What you have to do
Copy each line with the word "layer" in it.

++++++++

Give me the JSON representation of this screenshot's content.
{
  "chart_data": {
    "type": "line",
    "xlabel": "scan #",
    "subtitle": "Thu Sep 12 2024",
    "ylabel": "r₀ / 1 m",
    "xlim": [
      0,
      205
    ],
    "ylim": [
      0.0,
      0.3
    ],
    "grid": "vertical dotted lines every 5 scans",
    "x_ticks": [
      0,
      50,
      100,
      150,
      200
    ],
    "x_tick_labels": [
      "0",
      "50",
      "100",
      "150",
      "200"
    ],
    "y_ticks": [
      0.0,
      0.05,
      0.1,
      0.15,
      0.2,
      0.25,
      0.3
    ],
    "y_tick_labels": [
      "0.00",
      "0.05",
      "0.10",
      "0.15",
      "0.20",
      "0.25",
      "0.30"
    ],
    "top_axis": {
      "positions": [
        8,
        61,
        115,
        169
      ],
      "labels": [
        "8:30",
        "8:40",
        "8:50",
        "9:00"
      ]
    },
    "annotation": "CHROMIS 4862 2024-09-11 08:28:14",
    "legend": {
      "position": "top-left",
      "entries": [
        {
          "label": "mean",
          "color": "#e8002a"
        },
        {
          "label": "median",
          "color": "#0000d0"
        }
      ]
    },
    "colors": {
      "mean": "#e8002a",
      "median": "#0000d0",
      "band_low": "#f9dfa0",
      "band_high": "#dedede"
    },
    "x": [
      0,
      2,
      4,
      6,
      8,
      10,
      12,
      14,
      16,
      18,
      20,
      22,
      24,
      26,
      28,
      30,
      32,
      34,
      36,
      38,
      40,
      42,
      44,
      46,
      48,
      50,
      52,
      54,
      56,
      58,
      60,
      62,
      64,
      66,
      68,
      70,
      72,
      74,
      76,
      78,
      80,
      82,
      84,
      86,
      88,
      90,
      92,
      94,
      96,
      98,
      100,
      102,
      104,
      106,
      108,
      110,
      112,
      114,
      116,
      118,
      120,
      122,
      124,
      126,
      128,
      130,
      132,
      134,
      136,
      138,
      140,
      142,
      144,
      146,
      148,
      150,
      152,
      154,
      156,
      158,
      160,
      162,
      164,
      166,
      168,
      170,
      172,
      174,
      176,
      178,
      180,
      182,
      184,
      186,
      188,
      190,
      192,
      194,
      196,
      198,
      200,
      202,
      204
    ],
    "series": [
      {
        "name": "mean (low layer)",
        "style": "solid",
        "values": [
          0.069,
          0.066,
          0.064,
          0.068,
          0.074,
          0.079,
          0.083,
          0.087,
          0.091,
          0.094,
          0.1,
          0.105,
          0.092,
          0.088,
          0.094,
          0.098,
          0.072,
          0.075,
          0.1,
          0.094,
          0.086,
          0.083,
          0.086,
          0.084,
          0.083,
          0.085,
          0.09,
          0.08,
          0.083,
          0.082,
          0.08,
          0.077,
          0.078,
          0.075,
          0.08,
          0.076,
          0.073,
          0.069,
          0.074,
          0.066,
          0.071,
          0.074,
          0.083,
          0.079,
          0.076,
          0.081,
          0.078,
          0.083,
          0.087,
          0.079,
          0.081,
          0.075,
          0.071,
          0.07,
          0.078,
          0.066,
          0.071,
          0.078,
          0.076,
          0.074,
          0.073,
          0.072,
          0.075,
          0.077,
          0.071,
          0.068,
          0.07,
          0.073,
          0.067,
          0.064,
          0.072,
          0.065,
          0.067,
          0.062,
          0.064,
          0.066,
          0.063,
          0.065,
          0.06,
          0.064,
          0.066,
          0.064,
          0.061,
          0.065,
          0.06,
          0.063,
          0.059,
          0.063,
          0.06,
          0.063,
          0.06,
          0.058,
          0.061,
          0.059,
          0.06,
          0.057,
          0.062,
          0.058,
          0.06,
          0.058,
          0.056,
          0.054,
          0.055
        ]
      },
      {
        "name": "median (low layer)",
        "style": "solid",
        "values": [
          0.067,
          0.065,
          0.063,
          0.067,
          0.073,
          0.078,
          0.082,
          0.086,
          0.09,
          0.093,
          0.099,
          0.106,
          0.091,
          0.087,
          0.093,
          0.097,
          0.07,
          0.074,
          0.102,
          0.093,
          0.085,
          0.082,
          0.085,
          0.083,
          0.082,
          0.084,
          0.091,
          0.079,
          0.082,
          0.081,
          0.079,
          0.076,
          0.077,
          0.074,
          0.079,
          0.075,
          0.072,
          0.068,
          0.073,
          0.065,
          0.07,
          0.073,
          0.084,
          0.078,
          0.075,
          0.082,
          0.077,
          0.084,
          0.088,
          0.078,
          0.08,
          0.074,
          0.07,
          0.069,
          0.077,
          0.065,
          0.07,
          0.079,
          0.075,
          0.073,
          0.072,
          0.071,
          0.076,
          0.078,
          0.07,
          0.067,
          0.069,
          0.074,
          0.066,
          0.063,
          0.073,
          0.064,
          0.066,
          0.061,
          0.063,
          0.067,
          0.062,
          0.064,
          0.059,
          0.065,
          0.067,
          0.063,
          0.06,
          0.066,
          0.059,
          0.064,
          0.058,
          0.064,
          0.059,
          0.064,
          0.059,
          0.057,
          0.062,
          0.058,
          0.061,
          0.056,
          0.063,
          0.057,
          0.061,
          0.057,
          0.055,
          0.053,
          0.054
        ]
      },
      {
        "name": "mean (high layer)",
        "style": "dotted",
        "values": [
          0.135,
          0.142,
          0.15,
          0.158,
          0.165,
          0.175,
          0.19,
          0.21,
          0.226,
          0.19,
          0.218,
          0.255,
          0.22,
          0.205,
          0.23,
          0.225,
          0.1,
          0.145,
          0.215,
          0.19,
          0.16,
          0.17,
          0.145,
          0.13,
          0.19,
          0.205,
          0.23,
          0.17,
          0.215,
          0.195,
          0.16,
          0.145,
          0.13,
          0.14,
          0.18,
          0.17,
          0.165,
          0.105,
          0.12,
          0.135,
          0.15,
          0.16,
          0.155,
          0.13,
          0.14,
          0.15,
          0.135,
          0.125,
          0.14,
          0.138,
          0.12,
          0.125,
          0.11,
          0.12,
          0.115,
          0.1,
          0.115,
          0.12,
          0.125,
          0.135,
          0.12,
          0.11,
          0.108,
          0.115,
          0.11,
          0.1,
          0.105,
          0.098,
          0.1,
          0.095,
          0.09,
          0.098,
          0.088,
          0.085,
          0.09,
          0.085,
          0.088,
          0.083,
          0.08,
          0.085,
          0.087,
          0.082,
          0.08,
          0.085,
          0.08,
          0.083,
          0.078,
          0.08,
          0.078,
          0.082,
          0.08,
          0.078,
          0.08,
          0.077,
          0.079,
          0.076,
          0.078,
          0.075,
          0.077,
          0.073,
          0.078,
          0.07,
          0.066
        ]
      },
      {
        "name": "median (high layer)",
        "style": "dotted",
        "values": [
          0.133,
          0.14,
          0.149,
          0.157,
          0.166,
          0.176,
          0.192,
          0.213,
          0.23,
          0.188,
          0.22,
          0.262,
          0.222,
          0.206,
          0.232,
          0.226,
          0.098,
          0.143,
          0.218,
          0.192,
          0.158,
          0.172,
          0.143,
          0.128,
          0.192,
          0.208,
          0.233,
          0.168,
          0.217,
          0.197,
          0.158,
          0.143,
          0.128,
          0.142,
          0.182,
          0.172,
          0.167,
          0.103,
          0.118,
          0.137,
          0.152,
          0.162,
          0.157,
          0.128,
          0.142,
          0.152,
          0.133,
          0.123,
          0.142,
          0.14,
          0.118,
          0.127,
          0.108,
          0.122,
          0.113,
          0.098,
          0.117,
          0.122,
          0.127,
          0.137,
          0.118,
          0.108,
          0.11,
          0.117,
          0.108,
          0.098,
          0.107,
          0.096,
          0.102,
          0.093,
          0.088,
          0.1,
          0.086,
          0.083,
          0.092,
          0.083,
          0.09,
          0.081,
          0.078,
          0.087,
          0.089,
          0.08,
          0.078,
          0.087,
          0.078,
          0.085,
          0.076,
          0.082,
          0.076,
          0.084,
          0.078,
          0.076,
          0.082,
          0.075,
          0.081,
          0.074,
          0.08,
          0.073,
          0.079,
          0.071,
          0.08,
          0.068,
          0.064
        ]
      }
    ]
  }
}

++++++++

Worked solution
        "name": "mean (low layer)",
        "name": "median (low layer)",
        "name": "mean (high layer)",
        "name": "median (high layer)",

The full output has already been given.